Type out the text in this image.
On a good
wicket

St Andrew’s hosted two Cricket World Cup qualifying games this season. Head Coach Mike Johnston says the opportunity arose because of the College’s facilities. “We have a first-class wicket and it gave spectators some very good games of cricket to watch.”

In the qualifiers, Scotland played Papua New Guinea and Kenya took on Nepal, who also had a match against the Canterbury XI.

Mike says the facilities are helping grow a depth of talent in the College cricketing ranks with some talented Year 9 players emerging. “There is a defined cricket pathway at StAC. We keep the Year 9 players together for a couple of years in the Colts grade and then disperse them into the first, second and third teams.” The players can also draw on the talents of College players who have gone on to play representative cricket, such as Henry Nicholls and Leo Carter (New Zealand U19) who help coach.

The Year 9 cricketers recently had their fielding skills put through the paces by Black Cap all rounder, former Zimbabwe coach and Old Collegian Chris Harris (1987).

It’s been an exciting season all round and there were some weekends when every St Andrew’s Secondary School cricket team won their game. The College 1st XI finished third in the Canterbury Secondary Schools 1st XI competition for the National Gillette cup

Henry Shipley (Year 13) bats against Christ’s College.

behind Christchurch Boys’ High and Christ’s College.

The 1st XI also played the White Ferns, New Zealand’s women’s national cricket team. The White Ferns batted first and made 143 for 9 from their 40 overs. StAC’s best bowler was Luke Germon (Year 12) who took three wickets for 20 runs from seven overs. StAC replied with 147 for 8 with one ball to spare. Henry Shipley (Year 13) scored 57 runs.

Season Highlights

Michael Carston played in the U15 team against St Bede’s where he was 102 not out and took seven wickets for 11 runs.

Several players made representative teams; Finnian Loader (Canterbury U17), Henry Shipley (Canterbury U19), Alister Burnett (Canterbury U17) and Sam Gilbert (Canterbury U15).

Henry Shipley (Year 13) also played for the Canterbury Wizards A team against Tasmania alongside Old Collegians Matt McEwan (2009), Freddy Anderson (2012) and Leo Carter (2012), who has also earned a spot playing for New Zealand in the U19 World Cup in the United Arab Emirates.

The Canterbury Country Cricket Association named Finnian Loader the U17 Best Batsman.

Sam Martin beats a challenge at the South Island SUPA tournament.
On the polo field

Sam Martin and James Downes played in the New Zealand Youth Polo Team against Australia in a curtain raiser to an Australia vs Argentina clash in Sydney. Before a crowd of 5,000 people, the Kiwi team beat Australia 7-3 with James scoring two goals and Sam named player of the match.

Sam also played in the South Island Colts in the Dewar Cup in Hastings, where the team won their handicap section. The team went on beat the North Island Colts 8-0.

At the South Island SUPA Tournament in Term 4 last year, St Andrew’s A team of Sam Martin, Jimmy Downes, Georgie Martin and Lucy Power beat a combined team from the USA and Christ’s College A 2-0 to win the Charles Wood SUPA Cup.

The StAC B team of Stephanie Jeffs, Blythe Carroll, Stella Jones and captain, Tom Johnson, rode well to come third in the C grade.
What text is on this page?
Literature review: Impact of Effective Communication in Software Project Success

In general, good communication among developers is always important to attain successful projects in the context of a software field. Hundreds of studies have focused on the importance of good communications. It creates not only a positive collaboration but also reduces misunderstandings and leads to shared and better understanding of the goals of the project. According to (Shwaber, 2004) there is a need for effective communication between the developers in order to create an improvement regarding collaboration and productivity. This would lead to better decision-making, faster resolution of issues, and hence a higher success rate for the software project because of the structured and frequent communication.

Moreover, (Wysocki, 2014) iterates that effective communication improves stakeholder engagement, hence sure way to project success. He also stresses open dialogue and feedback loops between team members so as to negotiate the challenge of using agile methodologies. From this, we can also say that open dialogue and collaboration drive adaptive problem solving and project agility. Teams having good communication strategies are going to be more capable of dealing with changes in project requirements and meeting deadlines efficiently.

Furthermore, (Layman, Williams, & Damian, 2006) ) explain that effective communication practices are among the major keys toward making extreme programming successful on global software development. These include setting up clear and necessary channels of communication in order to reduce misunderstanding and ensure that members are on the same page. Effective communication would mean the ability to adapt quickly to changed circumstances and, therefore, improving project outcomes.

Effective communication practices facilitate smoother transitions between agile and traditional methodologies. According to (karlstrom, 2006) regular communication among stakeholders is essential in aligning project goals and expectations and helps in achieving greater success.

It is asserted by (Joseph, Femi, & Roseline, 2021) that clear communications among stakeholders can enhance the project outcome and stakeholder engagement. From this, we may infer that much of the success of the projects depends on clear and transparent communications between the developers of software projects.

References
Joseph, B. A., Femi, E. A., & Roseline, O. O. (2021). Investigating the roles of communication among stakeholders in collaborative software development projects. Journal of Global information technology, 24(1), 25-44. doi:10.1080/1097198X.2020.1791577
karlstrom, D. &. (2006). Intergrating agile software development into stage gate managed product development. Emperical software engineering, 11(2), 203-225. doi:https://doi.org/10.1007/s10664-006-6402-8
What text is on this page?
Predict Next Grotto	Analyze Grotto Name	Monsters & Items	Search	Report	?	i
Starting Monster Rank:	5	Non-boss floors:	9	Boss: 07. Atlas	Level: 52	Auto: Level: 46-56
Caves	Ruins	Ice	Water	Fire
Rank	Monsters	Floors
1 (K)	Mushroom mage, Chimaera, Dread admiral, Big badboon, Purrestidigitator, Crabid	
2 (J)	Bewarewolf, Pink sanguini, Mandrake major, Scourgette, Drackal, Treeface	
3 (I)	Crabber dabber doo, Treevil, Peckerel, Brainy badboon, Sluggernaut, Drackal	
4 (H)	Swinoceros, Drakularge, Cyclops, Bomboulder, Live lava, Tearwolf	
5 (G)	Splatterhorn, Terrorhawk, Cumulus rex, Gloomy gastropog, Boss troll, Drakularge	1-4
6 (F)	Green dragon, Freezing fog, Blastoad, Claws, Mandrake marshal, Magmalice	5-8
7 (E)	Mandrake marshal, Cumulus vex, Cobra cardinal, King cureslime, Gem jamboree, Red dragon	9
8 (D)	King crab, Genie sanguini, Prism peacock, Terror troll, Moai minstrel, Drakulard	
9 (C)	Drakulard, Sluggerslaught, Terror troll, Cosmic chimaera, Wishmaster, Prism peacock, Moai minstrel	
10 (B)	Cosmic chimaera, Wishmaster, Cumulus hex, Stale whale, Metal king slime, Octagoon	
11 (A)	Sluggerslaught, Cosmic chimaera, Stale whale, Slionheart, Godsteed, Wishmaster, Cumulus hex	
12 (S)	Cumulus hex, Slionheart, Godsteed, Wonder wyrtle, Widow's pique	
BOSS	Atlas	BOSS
---
Copy out all of the data exactly, leaving nothing out.

__ANSWER IN FULL__
Type out the text in this image.
On a good
wicket

St Andrew’s hosted two Cricket World Cup qualifying games this season. Head Coach Mike Johnston says the opportunity arose because of the College’s facilities. “We have a first-class wicket and it gave spectators some very good games of cricket to watch.”

In the qualifiers, Scotland played Papua New Guinea and Kenya took on Nepal, who also had a match against the Canterbury XI.

Mike says the facilities are helping grow a depth of talent in the College cricketing ranks with some talented Year 9 players emerging. “There is a defined cricket pathway at StAC. We keep the Year 9 players together for a couple of years in the Colts grade and then disperse them into the first, second and third teams.” The players can also draw on the talents of College players who have gone on to play representative cricket, such as Henry Nicholls and Leo Carter (New Zealand U19) who help coach.

The Year 9 cricketers recently had their fielding skills put through the paces by Black Cap all rounder, former Zimbabwe coach and Old Collegian Chris Harris (1987).

It’s been an exciting season all round and there were some weekends when every St Andrew’s Secondary School cricket team won their game. The College 1st XI finished third in the Canterbury Secondary Schools 1st XI competition for the National Gillette cup

Henry Shipley (Year 13) bats against Christ’s College.

behind Christchurch Boys’ High and Christ’s College.

The 1st XI also played the White Ferns, New Zealand’s women’s national cricket team. The White Ferns batted first and made 143 for 9 from their 40 overs. StAC’s best bowler was Luke Germon (Year 12) who took three wickets for 20 runs from seven overs. StAC replied with 147 for 8 with one ball to spare. Henry Shipley (Year 13) scored 57 runs.

Season Highlights

Michael Carston played in the U15 team against St Bede’s where he was 102 not out and took seven wickets for 11 runs.

Several players made representative teams; Finnian Loader (Canterbury U17), Henry Shipley (Canterbury U19), Alister Burnett (Canterbury U17) and Sam Gilbert (Canterbury U15).

Henry Shipley (Year 13) also played for the Canterbury Wizards A team against Tasmania alongside Old Collegians Matt McEwan (2009), Freddy Anderson (2012) and Leo Carter (2012), who has also earned a spot playing for New Zealand in the U19 World Cup in the United Arab Emirates.

The Canterbury Country Cricket Association named Finnian Loader the U17 Best Batsman.

Sam Martin beats a challenge at the South Island SUPA tournament.
On the polo field

Sam Martin and James Downes played in the New Zealand Youth Polo Team against Australia in a curtain raiser to an Australia vs Argentina clash in Sydney. Before a crowd of 5,000 people, the Kiwi team beat Australia 7-3 with James scoring two goals and Sam named player of the match.

Sam also played in the South Island Colts in the Dewar Cup in Hastings, where the team won their handicap section. The team went on beat the North Island Colts 8-0.

At the South Island SUPA Tournament in Term 4 last year, St Andrew’s A team of Sam Martin, Jimmy Downes, Georgie Martin and Lucy Power beat a combined team from the USA and Christ’s College A 2-0 to win the Charles Wood SUPA Cup.

The StAC B team of Stephanie Jeffs, Blythe Carroll, Stella Jones and captain, Tom Johnson, rode well to come third in the C grade.
What text is on this page?
Literature review: Impact of Effective Communication in Software Project Success

In general, good communication among developers is always important to attain successful projects in the context of a software field. Hundreds of studies have focused on the importance of good communications. It creates not only a positive collaboration but also reduces misunderstandings and leads to shared and better understanding of the goals of the project. According to (Shwaber, 2004) there is a need for effective communication between the developers in order to create an improvement regarding collaboration and productivity. This would lead to better decision-making, faster resolution of issues, and hence a higher success rate for the software project because of the structured and frequent communication.

Moreover, (Wysocki, 2014) iterates that effective communication improves stakeholder engagement, hence sure way to project success. He also stresses open dialogue and feedback loops between team members so as to negotiate the challenge of using agile methodologies. From this, we can also say that open dialogue and collaboration drive adaptive problem solving and project agility. Teams having good communication strategies are going to be more capable of dealing with changes in project requirements and meeting deadlines efficiently.

Furthermore, (Layman, Williams, & Damian, 2006) ) explain that effective communication practices are among the major keys toward making extreme programming successful on global software development. These include setting up clear and necessary channels of communication in order to reduce misunderstanding and ensure that members are on the same page. Effective communication would mean the ability to adapt quickly to changed circumstances and, therefore, improving project outcomes.

Effective communication practices facilitate smoother transitions between agile and traditional methodologies. According to (karlstrom, 2006) regular communication among stakeholders is essential in aligning project goals and expectations and helps in achieving greater success.

It is asserted by (Joseph, Femi, & Roseline, 2021) that clear communications among stakeholders can enhance the project outcome and stakeholder engagement. From this, we may infer that much of the success of the projects depends on clear and transparent communications between the developers of software projects.

References
Joseph, B. A., Femi, E. A., & Roseline, O. O. (2021). Investigating the roles of communication among stakeholders in collaborative software development projects. Journal of Global information technology, 24(1), 25-44. doi:10.1080/1097198X.2020.1791577
karlstrom, D. &. (2006). Intergrating agile software development into stage gate managed product development. Emperical software engineering, 11(2), 203-225. doi:https://doi.org/10.1007/s10664-006-6402-8
What text is on this page?
Predict Next Grotto	Analyze Grotto Name	Monsters & Items	Search	Report	?	i
Starting Monster Rank:	5	Non-boss floors:	9	Boss: 07. Atlas	Level: 52	Auto: Level: 46-56
Caves	Ruins	Ice	Water	Fire
Rank	Monsters	Floors
1 (K)	Mushroom mage, Chimaera, Dread admiral, Big badboon, Purrestidigitator, Crabid	
2 (J)	Bewarewolf, Pink sanguini, Mandrake major, Scourgette, Drackal, Treeface	
3 (I)	Crabber dabber doo, Treevil, Peckerel, Brainy badboon, Sluggernaut, Drackal	
4 (H)	Swinoceros, Drakularge, Cyclops, Bomboulder, Live lava, Tearwolf	
5 (G)	Splatterhorn, Terrorhawk, Cumulus rex, Gloomy gastropog, Boss troll, Drakularge	1-4
6 (F)	Green dragon, Freezing fog, Blastoad, Claws, Mandrake marshal, Magmalice	5-8
7 (E)	Mandrake marshal, Cumulus vex, Cobra cardinal, King cureslime, Gem jamboree, Red dragon	9
8 (D)	King crab, Genie sanguini, Prism peacock, Terror troll, Moai minstrel, Drakulard	
9 (C)	Drakulard, Sluggerslaught, Terror troll, Cosmic chimaera, Wishmaster, Prism peacock, Moai minstrel	
10 (B)	Cosmic chimaera, Wishmaster, Cumulus hex, Stale whale, Metal king slime, Octagoon	
11 (A)	Sluggerslaught, Cosmic chimaera, Stale whale, Slionheart, Godsteed, Wishmaster, Cumulus hex	
12 (S)	Cumulus hex, Slionheart, Godsteed, Wonder wyrtle, Widow's pique	
BOSS	Atlas	BOSS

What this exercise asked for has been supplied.